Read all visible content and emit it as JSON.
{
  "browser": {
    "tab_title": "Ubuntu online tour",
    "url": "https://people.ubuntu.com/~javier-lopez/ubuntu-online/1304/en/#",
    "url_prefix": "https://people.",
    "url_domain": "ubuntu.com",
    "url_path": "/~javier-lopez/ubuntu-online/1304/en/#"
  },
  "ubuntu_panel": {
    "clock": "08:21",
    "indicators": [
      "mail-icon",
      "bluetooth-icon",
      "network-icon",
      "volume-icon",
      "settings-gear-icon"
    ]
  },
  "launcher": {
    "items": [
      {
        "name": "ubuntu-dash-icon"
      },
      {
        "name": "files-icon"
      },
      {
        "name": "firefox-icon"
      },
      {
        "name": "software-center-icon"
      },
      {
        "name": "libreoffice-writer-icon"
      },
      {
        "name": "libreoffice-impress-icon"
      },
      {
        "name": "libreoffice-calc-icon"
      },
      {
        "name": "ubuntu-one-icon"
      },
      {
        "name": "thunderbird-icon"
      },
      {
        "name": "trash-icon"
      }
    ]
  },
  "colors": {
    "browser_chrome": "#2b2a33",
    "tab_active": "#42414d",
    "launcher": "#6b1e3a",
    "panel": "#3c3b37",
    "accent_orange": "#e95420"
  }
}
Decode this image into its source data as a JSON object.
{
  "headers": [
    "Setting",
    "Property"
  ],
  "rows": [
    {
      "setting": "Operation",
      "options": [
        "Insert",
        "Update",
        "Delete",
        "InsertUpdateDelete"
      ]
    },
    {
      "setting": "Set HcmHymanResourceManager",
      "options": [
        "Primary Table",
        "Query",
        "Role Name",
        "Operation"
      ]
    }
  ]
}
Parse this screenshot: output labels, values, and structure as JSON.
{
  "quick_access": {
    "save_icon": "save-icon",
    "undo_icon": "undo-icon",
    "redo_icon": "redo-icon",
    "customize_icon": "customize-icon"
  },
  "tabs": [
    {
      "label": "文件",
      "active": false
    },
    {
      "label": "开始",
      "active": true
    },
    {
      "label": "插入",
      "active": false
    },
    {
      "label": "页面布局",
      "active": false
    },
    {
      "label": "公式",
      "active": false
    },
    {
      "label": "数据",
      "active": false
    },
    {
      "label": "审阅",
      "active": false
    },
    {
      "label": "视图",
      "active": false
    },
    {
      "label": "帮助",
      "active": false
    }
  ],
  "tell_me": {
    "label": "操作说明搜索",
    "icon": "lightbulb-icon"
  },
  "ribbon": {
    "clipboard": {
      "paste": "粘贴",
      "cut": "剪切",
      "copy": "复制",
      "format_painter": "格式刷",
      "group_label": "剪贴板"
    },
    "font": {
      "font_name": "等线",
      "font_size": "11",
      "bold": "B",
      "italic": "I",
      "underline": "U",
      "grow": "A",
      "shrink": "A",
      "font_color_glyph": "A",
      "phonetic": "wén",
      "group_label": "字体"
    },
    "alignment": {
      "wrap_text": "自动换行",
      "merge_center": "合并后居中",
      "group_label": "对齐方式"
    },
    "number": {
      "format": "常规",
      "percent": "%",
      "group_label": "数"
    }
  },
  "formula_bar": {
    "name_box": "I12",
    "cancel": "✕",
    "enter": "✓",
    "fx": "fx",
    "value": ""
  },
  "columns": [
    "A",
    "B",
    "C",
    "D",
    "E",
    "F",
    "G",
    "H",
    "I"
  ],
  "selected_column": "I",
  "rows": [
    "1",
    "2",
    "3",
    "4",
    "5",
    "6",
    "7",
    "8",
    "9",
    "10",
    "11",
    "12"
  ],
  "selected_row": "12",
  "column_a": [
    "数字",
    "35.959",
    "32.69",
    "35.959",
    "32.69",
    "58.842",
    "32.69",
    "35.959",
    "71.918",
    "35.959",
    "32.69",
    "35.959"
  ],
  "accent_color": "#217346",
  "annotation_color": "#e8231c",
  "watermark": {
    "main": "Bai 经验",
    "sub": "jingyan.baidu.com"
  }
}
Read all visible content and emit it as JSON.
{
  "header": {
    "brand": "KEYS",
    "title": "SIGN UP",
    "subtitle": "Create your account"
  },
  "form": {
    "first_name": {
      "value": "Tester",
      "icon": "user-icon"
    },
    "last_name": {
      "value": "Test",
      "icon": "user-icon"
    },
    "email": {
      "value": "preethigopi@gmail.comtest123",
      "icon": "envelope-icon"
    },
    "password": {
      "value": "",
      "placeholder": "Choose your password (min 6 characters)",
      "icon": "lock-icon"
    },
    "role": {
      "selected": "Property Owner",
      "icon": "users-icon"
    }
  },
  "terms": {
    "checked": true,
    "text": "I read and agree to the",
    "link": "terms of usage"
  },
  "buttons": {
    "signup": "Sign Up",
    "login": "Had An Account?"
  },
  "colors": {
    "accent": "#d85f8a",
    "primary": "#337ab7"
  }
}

- - - -

The task → Exactly how many lines contain "your"? State the number and nothing else.

Exercise response → 2